Wherever "Descrizione" appears in a line, copy that line.

(Records from a collection)
****************************************

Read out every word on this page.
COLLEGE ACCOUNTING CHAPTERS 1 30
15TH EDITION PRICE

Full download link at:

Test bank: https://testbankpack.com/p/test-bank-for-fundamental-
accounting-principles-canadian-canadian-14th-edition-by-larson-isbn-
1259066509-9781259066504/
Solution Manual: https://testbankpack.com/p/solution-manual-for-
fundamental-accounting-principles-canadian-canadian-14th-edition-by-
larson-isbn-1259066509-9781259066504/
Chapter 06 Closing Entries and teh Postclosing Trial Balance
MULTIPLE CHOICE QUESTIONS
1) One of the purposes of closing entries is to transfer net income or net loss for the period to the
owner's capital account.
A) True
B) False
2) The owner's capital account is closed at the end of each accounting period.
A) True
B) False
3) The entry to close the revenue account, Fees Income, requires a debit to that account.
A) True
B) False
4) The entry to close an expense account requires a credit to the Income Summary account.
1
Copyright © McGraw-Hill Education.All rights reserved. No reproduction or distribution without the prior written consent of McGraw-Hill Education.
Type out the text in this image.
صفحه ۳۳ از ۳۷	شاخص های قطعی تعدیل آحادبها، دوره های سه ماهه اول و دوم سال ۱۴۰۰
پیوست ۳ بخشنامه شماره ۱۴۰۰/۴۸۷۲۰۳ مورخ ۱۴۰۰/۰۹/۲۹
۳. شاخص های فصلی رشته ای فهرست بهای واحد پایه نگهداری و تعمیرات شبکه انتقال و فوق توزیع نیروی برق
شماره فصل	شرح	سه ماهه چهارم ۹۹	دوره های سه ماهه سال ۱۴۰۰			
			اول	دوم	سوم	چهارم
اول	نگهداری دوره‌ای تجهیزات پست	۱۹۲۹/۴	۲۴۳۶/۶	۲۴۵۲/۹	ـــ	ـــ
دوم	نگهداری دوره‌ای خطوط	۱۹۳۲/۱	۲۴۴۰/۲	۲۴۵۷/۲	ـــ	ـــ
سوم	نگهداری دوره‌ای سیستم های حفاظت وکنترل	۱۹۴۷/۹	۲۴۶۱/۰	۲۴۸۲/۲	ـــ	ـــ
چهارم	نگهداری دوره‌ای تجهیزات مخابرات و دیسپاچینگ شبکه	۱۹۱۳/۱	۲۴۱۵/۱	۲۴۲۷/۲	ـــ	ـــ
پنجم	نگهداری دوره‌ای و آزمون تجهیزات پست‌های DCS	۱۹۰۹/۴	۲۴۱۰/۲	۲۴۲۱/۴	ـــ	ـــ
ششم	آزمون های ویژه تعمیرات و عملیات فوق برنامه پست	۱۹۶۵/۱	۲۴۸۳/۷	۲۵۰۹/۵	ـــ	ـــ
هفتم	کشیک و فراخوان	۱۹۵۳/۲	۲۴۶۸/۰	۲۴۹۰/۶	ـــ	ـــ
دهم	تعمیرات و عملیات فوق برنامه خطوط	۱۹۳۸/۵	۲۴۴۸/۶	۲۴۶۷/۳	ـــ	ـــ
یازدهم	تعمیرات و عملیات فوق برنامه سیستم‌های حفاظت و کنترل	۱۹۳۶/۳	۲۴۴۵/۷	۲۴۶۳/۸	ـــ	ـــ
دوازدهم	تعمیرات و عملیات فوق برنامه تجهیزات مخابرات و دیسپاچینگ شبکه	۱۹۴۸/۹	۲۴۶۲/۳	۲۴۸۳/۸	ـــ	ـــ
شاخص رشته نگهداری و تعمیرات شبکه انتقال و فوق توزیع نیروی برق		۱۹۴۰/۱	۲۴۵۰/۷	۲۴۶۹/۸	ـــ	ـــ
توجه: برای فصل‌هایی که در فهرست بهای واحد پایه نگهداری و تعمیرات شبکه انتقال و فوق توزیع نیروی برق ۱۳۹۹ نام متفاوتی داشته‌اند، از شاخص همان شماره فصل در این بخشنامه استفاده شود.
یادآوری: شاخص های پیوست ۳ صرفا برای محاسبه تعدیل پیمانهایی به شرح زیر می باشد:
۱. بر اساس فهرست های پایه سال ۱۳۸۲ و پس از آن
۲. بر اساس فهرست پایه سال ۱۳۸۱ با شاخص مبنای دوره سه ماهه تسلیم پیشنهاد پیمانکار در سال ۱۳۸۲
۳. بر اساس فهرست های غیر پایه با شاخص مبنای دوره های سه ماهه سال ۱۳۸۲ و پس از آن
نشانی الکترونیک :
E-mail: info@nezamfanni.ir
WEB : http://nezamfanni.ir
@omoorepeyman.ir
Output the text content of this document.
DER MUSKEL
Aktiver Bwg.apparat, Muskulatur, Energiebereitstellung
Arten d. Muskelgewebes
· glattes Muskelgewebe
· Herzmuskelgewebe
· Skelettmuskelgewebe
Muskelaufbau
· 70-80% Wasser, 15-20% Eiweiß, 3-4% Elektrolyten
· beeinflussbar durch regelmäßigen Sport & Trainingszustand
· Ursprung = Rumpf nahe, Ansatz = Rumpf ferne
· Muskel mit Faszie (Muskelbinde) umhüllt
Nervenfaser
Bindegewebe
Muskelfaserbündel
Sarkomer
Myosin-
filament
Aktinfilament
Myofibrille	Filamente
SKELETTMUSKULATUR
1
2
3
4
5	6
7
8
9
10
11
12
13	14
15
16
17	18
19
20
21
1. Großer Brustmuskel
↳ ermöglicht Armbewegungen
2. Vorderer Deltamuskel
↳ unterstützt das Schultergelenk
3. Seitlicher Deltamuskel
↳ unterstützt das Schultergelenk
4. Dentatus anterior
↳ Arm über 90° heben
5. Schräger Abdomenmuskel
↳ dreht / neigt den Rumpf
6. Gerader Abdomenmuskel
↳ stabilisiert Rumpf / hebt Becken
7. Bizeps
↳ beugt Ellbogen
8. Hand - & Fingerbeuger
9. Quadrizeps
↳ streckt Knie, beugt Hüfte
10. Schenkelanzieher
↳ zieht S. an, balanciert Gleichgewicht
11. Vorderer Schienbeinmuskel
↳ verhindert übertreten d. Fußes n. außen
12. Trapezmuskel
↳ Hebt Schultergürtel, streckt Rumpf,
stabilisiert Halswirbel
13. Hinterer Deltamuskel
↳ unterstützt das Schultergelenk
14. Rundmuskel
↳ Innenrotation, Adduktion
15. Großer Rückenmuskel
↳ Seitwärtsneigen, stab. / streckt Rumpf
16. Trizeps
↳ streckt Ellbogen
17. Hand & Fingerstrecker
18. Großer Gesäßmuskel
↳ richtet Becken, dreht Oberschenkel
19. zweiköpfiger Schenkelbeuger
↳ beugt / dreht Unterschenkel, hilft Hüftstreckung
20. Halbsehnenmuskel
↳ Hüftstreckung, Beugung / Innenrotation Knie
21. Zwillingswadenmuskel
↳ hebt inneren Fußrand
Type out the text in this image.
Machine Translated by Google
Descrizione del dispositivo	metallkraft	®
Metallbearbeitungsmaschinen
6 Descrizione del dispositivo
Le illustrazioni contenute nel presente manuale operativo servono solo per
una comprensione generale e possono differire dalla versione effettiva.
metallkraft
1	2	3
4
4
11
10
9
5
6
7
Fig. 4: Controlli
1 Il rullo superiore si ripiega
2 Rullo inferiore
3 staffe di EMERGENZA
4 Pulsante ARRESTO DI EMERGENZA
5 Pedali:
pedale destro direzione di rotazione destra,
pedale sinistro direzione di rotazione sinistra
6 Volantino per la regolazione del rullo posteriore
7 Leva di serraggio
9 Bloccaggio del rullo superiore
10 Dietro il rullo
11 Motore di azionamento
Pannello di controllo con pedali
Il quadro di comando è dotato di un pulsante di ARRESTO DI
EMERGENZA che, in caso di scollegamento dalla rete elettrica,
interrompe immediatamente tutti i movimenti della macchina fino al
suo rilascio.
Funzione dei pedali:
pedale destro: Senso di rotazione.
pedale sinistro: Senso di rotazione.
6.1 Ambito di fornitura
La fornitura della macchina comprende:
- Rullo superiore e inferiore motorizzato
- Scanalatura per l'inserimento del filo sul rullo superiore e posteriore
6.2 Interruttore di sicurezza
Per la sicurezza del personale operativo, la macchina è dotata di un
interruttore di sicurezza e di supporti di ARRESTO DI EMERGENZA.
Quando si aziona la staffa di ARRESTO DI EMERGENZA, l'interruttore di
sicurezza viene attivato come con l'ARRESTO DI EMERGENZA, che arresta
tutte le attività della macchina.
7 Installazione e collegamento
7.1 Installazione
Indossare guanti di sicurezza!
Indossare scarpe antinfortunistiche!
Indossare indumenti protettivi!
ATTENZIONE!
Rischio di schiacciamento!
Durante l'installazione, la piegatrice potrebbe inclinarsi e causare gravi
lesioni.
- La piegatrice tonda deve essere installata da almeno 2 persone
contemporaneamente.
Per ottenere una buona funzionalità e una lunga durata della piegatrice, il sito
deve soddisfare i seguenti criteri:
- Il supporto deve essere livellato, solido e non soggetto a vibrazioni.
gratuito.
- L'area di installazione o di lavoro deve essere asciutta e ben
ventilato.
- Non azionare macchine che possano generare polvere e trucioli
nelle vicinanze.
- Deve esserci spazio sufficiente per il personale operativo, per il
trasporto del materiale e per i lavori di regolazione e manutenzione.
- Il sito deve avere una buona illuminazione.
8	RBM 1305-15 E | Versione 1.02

****************************************

**Solution to the exercise:**
Descrizione del dispositivo	metallkraft	®
6 Descrizione del dispositivo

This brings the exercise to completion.